Input rows>
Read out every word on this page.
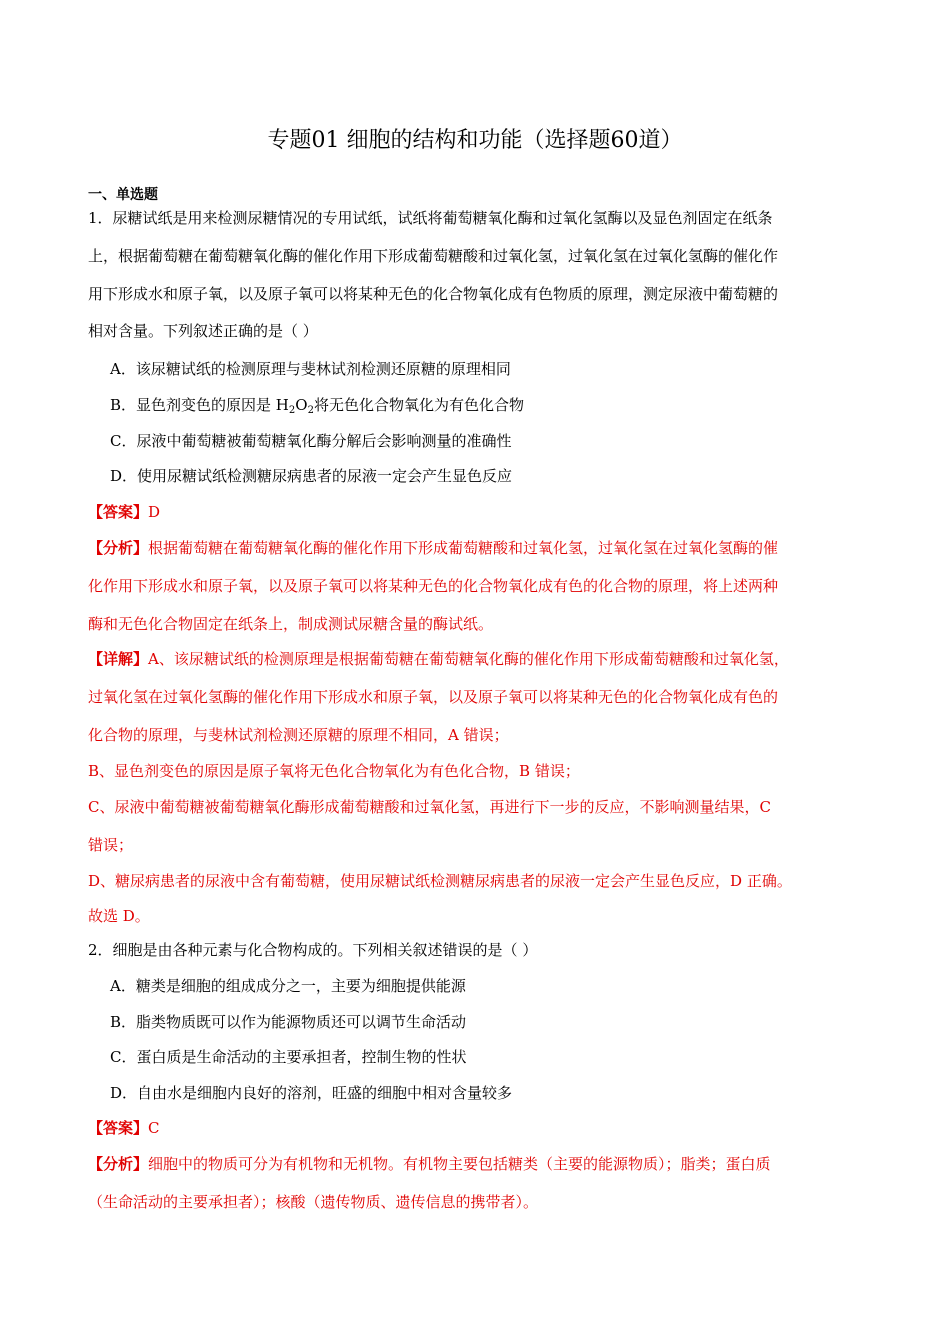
专题01 细胞的结构和功能（选择题60道）
一、单选题
1．尿糖试纸是用来检测尿糖情况的专用试纸，试纸将葡萄糖氧化酶和过氧化氢酶以及显色剂固定在纸条
上，根据葡萄糖在葡萄糖氧化酶的催化作用下形成葡萄糖酸和过氧化氢，过氧化氢在过氧化氢酶的催化作
用下形成水和原子氧，以及原子氧可以将某种无色的化合物氧化成有色物质的原理，测定尿液中葡萄糖的
相对含量。下列叙述正确的是（ ）
A．该尿糖试纸的检测原理与斐林试剂检测还原糖的原理相同
B．显色剂变色的原因是 $H_2O_2$将无色化合物氧化为有色化合物
C．尿液中葡萄糖被葡萄糖氧化酶分解后会影响测量的准确性
D．使用尿糖试纸检测糖尿病患者的尿液一定会产生显色反应
【答案】D
【分析】根据葡萄糖在葡萄糖氧化酶的催化作用下形成葡萄糖酸和过氧化氢，过氧化氢在过氧化氢酶的催
化作用下形成水和原子氧，以及原子氧可以将某种无色的化合物氧化成有色的化合物的原理，将上述两种
酶和无色化合物固定在纸条上，制成测试尿糖含量的酶试纸。
【详解】A、该尿糖试纸的检测原理是根据葡萄糖在葡萄糖氧化酶的催化作用下形成葡萄糖酸和过氧化氢，
过氧化氢在过氧化氢酶的催化作用下形成水和原子氧，以及原子氧可以将某种无色的化合物氧化成有色的
化合物的原理，与斐林试剂检测还原糖的原理不相同，A 错误；
B、显色剂变色的原因是原子氧将无色化合物氧化为有色化合物，B 错误；
C、尿液中葡萄糖被葡萄糖氧化酶形成葡萄糖酸和过氧化氢，再进行下一步的反应，不影响测量结果，C
错误；
D、糖尿病患者的尿液中含有葡萄糖，使用尿糖试纸检测糖尿病患者的尿液一定会产生显色反应，D 正确。
故选 D。
2．细胞是由各种元素与化合物构成的。下列相关叙述错误的是（ ）
A．糖类是细胞的组成成分之一，主要为细胞提供能源
B．脂类物质既可以作为能源物质还可以调节生命活动
C．蛋白质是生命活动的主要承担者，控制生物的性状
D．自由水是细胞内良好的溶剂，旺盛的细胞中相对含量较多
【答案】C
【分析】细胞中的物质可分为有机物和无机物。有机物主要包括糖类（主要的能源物质）；脂类；蛋白质
（生命活动的主要承担者）；核酸（遗传物质、遗传信息的携带者）。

Directive> Set every line down exactly as written, leaving each picture out.

Task output>
Read out every word on this page.
专题01 细胞的结构和功能（选择题60道）
一、单选题
1．尿糖试纸是用来检测尿糖情况的专用试纸，试纸将葡萄糖氧化酶和过氧化氢酶以及显色剂固定在纸条
上，根据葡萄糖在葡萄糖氧化酶的催化作用下形成葡萄糖酸和过氧化氢，过氧化氢在过氧化氢酶的催化作
用下形成水和原子氧，以及原子氧可以将某种无色的化合物氧化成有色物质的原理，测定尿液中葡萄糖的
相对含量。下列叙述正确的是（ ）
A．该尿糖试纸的检测原理与斐林试剂检测还原糖的原理相同
B．显色剂变色的原因是 $H_2O_2$将无色化合物氧化为有色化合物
C．尿液中葡萄糖被葡萄糖氧化酶分解后会影响测量的准确性
D．使用尿糖试纸检测糖尿病患者的尿液一定会产生显色反应
【答案】D
【分析】根据葡萄糖在葡萄糖氧化酶的催化作用下形成葡萄糖酸和过氧化氢，过氧化氢在过氧化氢酶的催
化作用下形成水和原子氧，以及原子氧可以将某种无色的化合物氧化成有色的化合物的原理，将上述两种
酶和无色化合物固定在纸条上，制成测试尿糖含量的酶试纸。
【详解】A、该尿糖试纸的检测原理是根据葡萄糖在葡萄糖氧化酶的催化作用下形成葡萄糖酸和过氧化氢，
过氧化氢在过氧化氢酶的催化作用下形成水和原子氧，以及原子氧可以将某种无色的化合物氧化成有色的
化合物的原理，与斐林试剂检测还原糖的原理不相同，A 错误；
B、显色剂变色的原因是原子氧将无色化合物氧化为有色化合物，B 错误；
C、尿液中葡萄糖被葡萄糖氧化酶形成葡萄糖酸和过氧化氢，再进行下一步的反应，不影响测量结果，C
错误；
D、糖尿病患者的尿液中含有葡萄糖，使用尿糖试纸检测糖尿病患者的尿液一定会产生显色反应，D 正确。
故选 D。
2．细胞是由各种元素与化合物构成的。下列相关叙述错误的是（ ）
A．糖类是细胞的组成成分之一，主要为细胞提供能源
B．脂类物质既可以作为能源物质还可以调节生命活动
C．蛋白质是生命活动的主要承担者，控制生物的性状
D．自由水是细胞内良好的溶剂，旺盛的细胞中相对含量较多
【答案】C
【分析】细胞中的物质可分为有机物和无机物。有机物主要包括糖类（主要的能源物质）；脂类；蛋白质
（生命活动的主要承担者）；核酸（遗传物质、遗传信息的携带者）。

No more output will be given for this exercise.